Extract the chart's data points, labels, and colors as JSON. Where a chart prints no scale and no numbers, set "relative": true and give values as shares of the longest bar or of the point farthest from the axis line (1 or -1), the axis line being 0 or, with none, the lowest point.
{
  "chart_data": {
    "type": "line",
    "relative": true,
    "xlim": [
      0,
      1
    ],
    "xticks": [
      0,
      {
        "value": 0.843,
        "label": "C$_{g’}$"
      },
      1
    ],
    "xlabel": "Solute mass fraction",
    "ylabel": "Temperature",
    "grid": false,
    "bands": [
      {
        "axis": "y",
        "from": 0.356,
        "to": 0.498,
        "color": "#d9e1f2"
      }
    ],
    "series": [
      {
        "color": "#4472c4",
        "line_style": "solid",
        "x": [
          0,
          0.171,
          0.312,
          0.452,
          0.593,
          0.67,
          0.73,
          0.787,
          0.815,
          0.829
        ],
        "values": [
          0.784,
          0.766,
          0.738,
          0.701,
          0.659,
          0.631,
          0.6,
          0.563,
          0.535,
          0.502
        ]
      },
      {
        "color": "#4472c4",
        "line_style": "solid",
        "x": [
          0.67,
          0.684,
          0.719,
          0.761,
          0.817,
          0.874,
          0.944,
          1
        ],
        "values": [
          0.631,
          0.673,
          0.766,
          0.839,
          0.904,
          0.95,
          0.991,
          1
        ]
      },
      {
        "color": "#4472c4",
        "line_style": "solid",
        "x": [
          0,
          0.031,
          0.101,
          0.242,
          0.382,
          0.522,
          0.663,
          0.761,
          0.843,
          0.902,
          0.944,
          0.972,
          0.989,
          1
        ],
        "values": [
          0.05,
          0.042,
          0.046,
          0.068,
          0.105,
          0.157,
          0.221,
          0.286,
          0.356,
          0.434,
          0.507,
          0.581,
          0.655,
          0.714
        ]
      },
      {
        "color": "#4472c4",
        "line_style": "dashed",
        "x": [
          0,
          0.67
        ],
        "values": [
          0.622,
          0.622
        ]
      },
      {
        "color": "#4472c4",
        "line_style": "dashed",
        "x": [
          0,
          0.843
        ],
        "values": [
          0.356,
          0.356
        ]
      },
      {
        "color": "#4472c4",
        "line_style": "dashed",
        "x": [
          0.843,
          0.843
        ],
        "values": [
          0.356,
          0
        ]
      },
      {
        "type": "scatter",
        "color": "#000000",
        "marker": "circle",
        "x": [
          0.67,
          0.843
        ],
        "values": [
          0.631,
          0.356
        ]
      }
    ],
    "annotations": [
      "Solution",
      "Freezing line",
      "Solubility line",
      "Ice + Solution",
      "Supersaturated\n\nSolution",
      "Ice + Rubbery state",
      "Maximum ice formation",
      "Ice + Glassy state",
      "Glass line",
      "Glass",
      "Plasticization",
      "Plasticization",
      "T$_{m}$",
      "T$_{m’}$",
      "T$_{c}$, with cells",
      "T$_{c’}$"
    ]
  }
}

* * * * *

== Task prompt ==
Transcribe the entire listing above exactly.

== Your response ==
Extract the chart's data points, labels, and colors as JSON. Where a chart prints no scale and no numbers, set "relative": true and give values as shares of the longest bar or of the point farthest from the axis line (1 or -1), the axis line being 0 or, with none, the lowest point.
{
  "chart_data": {
    "type": "line",
    "relative": true,
    "xlim": [
      0,
      1
    ],
    "xticks": [
      0,
      {
        "value": 0.843,
        "label": "C$_{g’}$"
      },
      1
    ],
    "xlabel": "Solute mass fraction",
    "ylabel": "Temperature",
    "grid": false,
    "bands": [
      {
        "axis": "y",
        "from": 0.356,
        "to": 0.498,
        "color": "#d9e1f2"
      }
    ],
    "series": [
      {
        "color": "#4472c4",
        "line_style": "solid",
        "x": [
          0,
          0.171,
          0.312,
          0.452,
          0.593,
          0.67,
          0.73,
          0.787,
          0.815,
          0.829
        ],
        "values": [
          0.784,
          0.766,
          0.738,
          0.701,
          0.659,
          0.631,
          0.6,
          0.563,
          0.535,
          0.502
        ]
      },
      {
        "color": "#4472c4",
        "line_style": "solid",
        "x": [
          0.67,
          0.684,
          0.719,
          0.761,
          0.817,
          0.874,
          0.944,
          1
        ],
        "values": [
          0.631,
          0.673,
          0.766,
          0.839,
          0.904,
          0.95,
          0.991,
          1
        ]
      },
      {
        "color": "#4472c4",
        "line_style": "solid",
        "x": [
          0,
          0.031,
          0.101,
          0.242,
          0.382,
          0.522,
          0.663,
          0.761,
          0.843,
          0.902,
          0.944,
          0.972,
          0.989,
          1
        ],
        "values": [
          0.05,
          0.042,
          0.046,
          0.068,
          0.105,
          0.157,
          0.221,
          0.286,
          0.356,
          0.434,
          0.507,
          0.581,
          0.655,
          0.714
        ]
      },
      {
        "color": "#4472c4",
        "line_style": "dashed",
        "x": [
          0,
          0.67
        ],
        "values": [
          0.622,
          0.622
        ]
      },
      {
        "color": "#4472c4",
        "line_style": "dashed",
        "x": [
          0,
          0.843
        ],
        "values": [
          0.356,
          0.356
        ]
      },
      {
        "color": "#4472c4",
        "line_style": "dashed",
        "x": [
          0.843,
          0.843
        ],
        "values": [
          0.356,
          0
        ]
      },
      {
        "type": "scatter",
        "color": "#000000",
        "marker": "circle",
        "x": [
          0.67,
          0.843
        ],
        "values": [
          0.631,
          0.356
        ]
      }
    ],
    "annotations": [
      "Solution",
      "Freezing line",
      "Solubility line",
      "Ice + Solution",
      "Supersaturated\n\nSolution",
      "Ice + Rubbery state",
      "Maximum ice formation",
      "Ice + Glassy state",
      "Glass line",
      "Glass",
      "Plasticization",
      "Plasticization",
      "T$_{m}$",
      "T$_{m’}$",
      "T$_{c}$, with cells",
      "T$_{c’}$"
    ]
  }
}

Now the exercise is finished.